DIRECTION:
Scan the material that follows. Copy every line containing the word "this".

DATA ENTRIES:
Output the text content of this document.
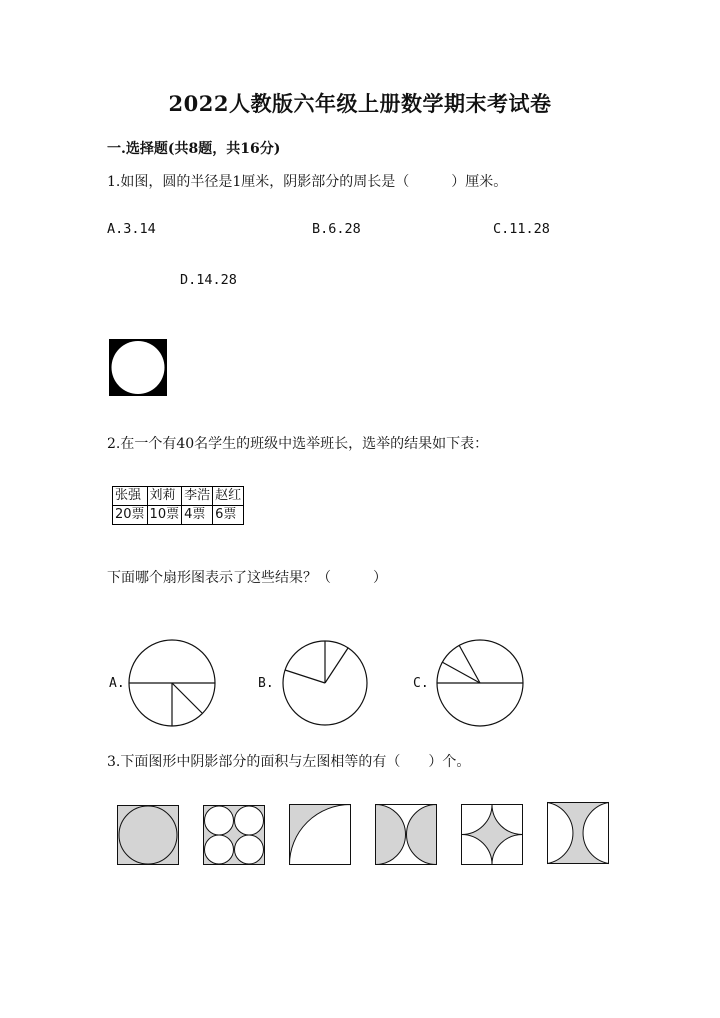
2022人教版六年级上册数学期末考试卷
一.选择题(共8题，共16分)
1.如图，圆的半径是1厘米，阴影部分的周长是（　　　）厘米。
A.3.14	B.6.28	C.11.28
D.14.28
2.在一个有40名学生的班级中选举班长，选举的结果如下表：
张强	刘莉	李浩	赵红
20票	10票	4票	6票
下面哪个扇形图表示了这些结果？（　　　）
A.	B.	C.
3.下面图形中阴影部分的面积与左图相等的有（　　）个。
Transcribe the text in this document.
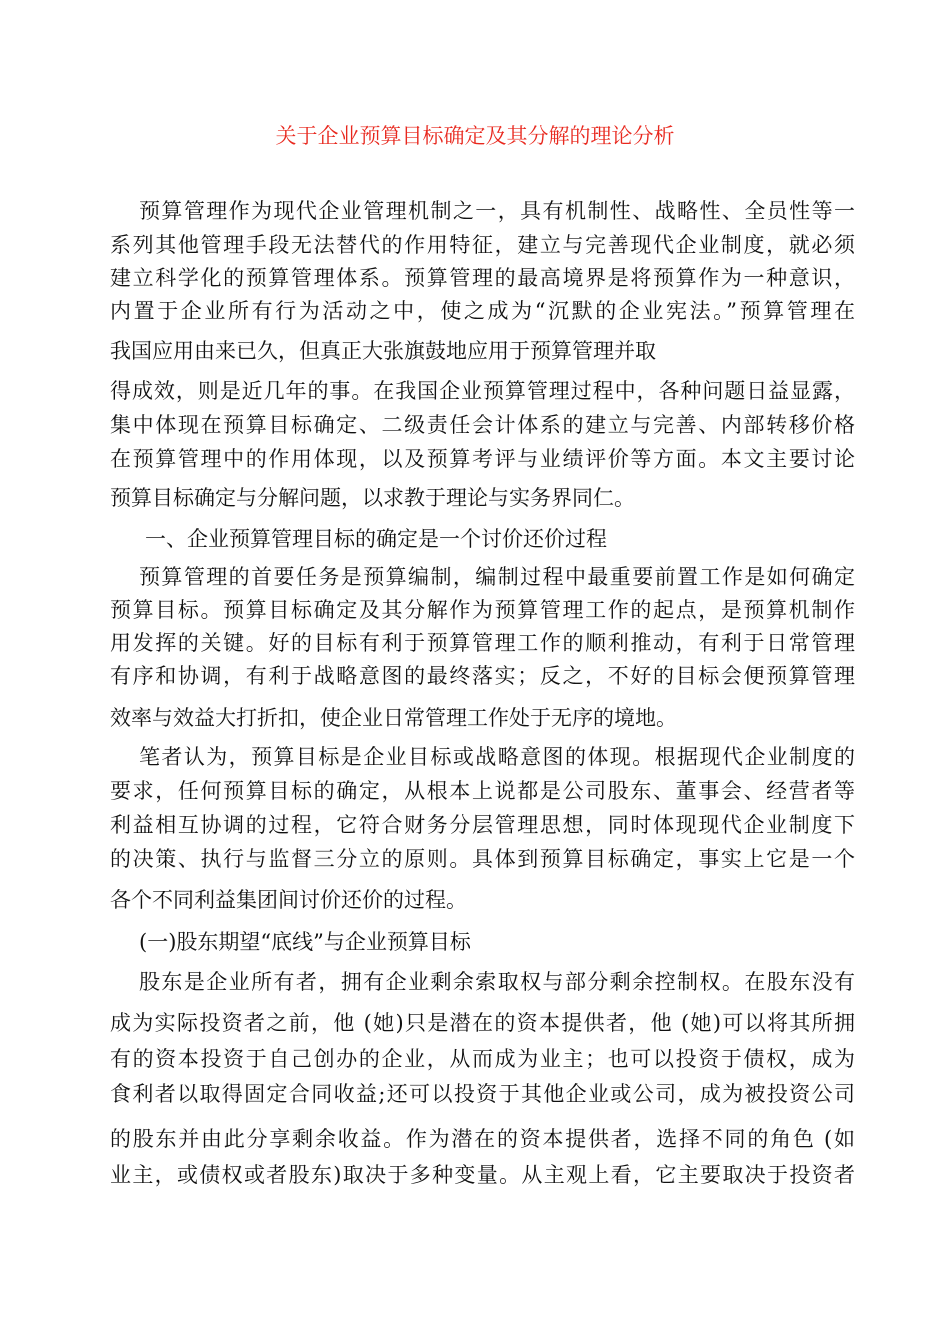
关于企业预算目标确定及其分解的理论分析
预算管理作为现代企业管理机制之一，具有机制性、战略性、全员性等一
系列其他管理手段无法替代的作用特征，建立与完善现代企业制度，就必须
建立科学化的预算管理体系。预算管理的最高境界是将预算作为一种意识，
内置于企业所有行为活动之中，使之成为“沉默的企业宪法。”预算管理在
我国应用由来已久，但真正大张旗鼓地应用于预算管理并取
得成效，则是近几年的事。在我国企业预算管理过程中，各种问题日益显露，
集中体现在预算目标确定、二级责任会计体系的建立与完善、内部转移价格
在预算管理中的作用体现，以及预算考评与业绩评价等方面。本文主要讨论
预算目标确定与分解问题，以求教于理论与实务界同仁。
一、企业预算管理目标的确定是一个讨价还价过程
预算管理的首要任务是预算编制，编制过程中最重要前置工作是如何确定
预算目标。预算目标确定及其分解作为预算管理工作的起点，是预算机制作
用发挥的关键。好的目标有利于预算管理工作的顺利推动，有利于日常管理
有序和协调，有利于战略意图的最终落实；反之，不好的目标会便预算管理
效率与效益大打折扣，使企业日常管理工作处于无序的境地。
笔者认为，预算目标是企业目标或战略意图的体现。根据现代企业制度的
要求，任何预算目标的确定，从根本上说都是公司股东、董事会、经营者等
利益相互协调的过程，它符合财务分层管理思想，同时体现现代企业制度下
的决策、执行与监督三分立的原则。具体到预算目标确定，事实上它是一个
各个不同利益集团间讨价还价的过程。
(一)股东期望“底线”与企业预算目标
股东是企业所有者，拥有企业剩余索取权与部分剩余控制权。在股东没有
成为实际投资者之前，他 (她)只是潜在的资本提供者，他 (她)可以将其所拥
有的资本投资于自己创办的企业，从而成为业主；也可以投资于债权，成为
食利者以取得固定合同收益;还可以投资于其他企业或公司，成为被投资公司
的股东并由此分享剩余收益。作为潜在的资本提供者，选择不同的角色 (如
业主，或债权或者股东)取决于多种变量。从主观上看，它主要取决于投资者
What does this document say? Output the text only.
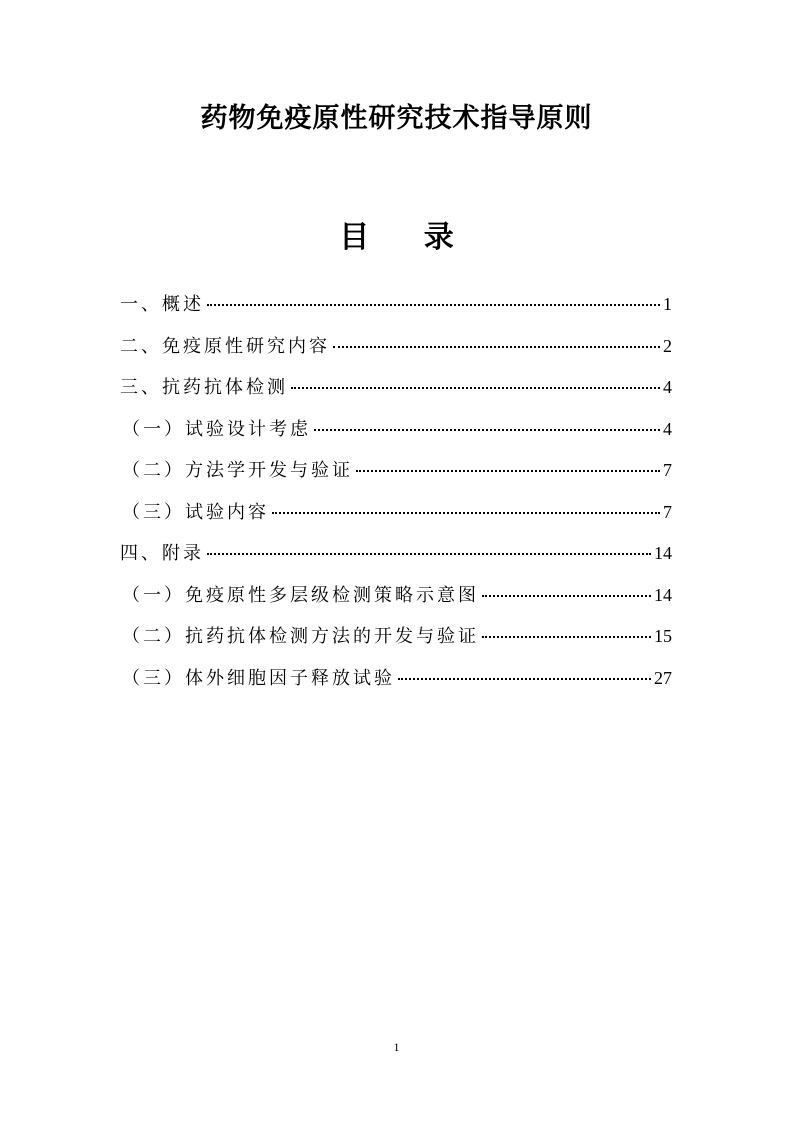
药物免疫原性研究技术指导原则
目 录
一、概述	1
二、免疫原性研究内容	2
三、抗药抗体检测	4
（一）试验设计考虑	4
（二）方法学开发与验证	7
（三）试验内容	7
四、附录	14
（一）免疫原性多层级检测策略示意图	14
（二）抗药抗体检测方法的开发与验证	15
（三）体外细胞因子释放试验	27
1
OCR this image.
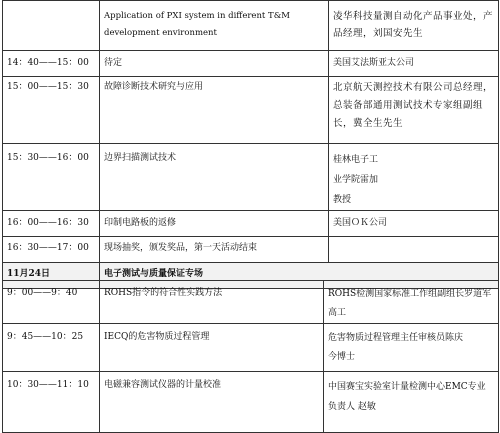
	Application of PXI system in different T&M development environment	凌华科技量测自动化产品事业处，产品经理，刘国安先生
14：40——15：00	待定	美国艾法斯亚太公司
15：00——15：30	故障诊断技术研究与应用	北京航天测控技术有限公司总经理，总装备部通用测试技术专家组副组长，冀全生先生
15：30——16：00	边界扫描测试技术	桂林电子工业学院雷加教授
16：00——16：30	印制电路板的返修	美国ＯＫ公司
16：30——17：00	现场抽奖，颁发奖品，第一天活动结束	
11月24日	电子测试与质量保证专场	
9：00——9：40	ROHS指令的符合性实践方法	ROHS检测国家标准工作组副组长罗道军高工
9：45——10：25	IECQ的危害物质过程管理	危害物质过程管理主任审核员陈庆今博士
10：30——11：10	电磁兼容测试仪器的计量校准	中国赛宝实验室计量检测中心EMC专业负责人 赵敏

RESULT:
Output the text content of this document.
Transcribe the text in this document.
What does this document say? Output the text only.
OCR this image.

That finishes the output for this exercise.